_Given task_. Pick out every line that holds the string "kitchen" and copy it.

_Record extracts_.
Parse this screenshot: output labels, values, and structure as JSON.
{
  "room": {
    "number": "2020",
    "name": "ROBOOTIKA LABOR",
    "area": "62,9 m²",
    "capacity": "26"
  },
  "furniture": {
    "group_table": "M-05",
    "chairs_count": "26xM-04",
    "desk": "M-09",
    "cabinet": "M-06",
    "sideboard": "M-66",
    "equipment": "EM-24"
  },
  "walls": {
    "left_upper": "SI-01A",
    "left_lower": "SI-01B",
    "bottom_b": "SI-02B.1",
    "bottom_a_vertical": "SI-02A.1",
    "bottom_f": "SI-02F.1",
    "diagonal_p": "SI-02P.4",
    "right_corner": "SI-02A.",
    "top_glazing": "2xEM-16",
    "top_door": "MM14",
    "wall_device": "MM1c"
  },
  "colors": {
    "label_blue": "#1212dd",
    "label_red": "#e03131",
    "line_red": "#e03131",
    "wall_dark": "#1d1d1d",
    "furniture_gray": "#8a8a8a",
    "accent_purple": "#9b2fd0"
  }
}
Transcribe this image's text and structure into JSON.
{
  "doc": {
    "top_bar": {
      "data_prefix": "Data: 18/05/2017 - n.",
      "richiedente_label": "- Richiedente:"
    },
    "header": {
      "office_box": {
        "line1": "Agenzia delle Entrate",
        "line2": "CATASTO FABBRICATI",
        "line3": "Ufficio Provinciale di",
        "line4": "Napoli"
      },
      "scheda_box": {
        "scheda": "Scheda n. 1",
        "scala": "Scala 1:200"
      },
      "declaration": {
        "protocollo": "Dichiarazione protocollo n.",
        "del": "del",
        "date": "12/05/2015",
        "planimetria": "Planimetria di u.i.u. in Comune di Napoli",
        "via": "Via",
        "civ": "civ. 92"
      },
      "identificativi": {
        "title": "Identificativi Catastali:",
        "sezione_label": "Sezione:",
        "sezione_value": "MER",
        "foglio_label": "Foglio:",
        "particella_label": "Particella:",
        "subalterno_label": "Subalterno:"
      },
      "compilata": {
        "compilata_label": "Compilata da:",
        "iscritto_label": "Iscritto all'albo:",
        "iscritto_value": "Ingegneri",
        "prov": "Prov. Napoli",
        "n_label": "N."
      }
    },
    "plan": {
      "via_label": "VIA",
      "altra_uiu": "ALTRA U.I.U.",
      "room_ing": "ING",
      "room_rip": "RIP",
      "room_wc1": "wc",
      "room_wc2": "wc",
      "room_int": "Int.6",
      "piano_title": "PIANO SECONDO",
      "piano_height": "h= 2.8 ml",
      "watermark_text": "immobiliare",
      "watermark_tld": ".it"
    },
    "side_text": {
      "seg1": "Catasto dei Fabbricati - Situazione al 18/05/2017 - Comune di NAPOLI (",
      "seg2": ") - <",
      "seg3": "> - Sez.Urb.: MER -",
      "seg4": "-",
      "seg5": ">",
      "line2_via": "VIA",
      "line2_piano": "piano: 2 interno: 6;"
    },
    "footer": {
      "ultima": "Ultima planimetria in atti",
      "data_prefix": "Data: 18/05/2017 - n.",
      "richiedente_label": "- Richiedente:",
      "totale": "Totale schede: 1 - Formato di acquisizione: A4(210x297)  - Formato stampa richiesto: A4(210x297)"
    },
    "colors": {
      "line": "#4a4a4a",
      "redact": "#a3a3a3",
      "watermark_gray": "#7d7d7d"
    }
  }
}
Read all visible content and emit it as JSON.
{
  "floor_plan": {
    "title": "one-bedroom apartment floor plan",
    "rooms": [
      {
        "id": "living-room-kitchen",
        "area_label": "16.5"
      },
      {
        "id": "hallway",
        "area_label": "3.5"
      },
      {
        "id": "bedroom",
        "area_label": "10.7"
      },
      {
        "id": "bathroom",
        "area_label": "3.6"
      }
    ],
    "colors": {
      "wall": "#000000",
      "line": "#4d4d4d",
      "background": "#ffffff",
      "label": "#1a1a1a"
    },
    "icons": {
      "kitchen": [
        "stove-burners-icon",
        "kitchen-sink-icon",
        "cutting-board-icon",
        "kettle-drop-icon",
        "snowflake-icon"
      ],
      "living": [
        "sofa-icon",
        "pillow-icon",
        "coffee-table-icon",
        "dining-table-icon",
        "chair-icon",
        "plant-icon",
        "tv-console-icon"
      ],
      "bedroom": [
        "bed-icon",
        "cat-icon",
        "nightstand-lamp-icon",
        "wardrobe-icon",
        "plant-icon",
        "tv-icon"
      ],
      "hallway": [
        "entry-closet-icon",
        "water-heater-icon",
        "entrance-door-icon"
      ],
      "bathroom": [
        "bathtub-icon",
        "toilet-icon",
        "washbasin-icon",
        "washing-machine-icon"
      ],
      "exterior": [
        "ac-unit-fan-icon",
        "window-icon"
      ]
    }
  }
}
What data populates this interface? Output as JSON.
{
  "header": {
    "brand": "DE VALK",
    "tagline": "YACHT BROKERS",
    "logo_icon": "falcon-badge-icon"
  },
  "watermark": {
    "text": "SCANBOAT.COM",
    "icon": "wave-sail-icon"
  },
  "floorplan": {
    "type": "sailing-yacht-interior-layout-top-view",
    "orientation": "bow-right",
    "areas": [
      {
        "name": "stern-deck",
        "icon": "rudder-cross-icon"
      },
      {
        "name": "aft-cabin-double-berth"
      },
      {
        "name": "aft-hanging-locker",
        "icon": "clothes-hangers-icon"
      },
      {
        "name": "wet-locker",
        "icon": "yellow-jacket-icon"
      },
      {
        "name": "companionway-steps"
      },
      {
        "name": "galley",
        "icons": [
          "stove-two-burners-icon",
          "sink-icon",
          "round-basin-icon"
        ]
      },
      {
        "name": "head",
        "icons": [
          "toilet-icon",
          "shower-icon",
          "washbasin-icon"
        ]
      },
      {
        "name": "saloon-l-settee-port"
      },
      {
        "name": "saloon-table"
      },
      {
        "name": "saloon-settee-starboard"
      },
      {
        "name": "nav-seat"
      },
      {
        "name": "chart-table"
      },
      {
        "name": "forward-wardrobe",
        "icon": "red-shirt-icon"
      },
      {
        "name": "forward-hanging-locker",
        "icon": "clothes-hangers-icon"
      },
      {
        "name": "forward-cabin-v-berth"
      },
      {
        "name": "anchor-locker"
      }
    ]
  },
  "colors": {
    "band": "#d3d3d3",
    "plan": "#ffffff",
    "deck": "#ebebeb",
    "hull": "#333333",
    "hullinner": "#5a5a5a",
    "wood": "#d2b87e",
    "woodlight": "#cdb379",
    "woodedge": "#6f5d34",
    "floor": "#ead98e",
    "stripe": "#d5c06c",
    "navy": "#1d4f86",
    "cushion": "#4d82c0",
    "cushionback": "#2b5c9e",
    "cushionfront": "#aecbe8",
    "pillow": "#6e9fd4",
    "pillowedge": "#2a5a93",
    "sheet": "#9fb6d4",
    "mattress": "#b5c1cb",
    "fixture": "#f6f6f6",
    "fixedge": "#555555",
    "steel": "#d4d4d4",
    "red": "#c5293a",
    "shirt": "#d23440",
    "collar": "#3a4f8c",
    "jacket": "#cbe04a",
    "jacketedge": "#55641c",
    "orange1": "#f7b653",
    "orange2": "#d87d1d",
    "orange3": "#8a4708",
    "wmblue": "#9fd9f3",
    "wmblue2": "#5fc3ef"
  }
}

_Full response_.
        "id": "living-room-kitchen",
      "kitchen": [
        "kitchen-sink-icon",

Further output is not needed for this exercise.